START DATA LISTING

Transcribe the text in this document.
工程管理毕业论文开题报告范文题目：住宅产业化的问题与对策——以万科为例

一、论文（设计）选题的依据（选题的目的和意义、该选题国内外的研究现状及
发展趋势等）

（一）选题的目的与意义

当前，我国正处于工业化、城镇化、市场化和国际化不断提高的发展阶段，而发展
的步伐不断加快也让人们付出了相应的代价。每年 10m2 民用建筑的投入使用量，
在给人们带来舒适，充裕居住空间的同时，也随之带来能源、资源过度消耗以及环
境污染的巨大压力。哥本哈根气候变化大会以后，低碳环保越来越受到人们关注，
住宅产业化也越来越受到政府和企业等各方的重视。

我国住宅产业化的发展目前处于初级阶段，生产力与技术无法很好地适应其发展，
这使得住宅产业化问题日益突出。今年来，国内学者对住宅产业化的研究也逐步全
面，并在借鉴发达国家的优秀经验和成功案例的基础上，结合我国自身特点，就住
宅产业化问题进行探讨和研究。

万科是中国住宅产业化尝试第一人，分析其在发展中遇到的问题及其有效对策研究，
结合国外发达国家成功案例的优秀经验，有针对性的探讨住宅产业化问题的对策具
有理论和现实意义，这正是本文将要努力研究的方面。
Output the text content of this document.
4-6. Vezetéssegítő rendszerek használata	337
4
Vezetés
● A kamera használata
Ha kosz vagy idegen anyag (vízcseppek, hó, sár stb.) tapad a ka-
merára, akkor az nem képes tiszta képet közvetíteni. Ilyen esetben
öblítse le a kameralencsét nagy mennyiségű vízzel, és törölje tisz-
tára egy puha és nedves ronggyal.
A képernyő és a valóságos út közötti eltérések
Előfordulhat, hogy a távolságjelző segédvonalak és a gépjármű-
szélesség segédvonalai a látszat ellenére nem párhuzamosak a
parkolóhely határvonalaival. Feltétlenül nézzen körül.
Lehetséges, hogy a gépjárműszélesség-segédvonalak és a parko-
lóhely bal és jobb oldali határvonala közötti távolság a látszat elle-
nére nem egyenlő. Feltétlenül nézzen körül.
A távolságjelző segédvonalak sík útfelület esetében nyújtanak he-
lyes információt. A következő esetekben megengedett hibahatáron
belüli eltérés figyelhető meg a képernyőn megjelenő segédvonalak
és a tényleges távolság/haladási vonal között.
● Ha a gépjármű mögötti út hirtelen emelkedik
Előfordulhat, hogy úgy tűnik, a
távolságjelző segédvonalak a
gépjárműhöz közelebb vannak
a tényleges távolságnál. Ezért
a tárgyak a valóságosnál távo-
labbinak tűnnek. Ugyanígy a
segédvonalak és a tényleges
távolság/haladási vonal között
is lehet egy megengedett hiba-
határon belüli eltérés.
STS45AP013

END DATA LISTING

Reproduce each entry above exactly, keeping every word.

**RESULT OF THIS TASK**
Transcribe the text in this document.
工程管理毕业论文开题报告范文题目：住宅产业化的问题与对策——以万科为例

一、论文（设计）选题的依据（选题的目的和意义、该选题国内外的研究现状及
发展趋势等）

（一）选题的目的与意义

当前，我国正处于工业化、城镇化、市场化和国际化不断提高的发展阶段，而发展
的步伐不断加快也让人们付出了相应的代价。每年 10m2 民用建筑的投入使用量，
在给人们带来舒适，充裕居住空间的同时，也随之带来能源、资源过度消耗以及环
境污染的巨大压力。哥本哈根气候变化大会以后，低碳环保越来越受到人们关注，
住宅产业化也越来越受到政府和企业等各方的重视。

我国住宅产业化的发展目前处于初级阶段，生产力与技术无法很好地适应其发展，
这使得住宅产业化问题日益突出。今年来，国内学者对住宅产业化的研究也逐步全
面，并在借鉴发达国家的优秀经验和成功案例的基础上，结合我国自身特点，就住
宅产业化问题进行探讨和研究。

万科是中国住宅产业化尝试第一人，分析其在发展中遇到的问题及其有效对策研究，
结合国外发达国家成功案例的优秀经验，有针对性的探讨住宅产业化问题的对策具
有理论和现实意义，这正是本文将要努力研究的方面。
Output the text content of this document.
4-6. Vezetéssegítő rendszerek használata	337
4
Vezetés
● A kamera használata
Ha kosz vagy idegen anyag (vízcseppek, hó, sár stb.) tapad a ka-
merára, akkor az nem képes tiszta képet közvetíteni. Ilyen esetben
öblítse le a kameralencsét nagy mennyiségű vízzel, és törölje tisz-
tára egy puha és nedves ronggyal.
A képernyő és a valóságos út közötti eltérések
Előfordulhat, hogy a távolságjelző segédvonalak és a gépjármű-
szélesség segédvonalai a látszat ellenére nem párhuzamosak a
parkolóhely határvonalaival. Feltétlenül nézzen körül.
Lehetséges, hogy a gépjárműszélesség-segédvonalak és a parko-
lóhely bal és jobb oldali határvonala közötti távolság a látszat elle-
nére nem egyenlő. Feltétlenül nézzen körül.
A távolságjelző segédvonalak sík útfelület esetében nyújtanak he-
lyes információt. A következő esetekben megengedett hibahatáron
belüli eltérés figyelhető meg a képernyőn megjelenő segédvonalak
és a tényleges távolság/haladási vonal között.
● Ha a gépjármű mögötti út hirtelen emelkedik
Előfordulhat, hogy úgy tűnik, a
távolságjelző segédvonalak a
gépjárműhöz közelebb vannak
a tényleges távolságnál. Ezért
a tárgyak a valóságosnál távo-
labbinak tűnnek. Ugyanígy a
segédvonalak és a tényleges
távolság/haladási vonal között
is lehet egy megengedett hiba-
határon belüli eltérés.
STS45AP013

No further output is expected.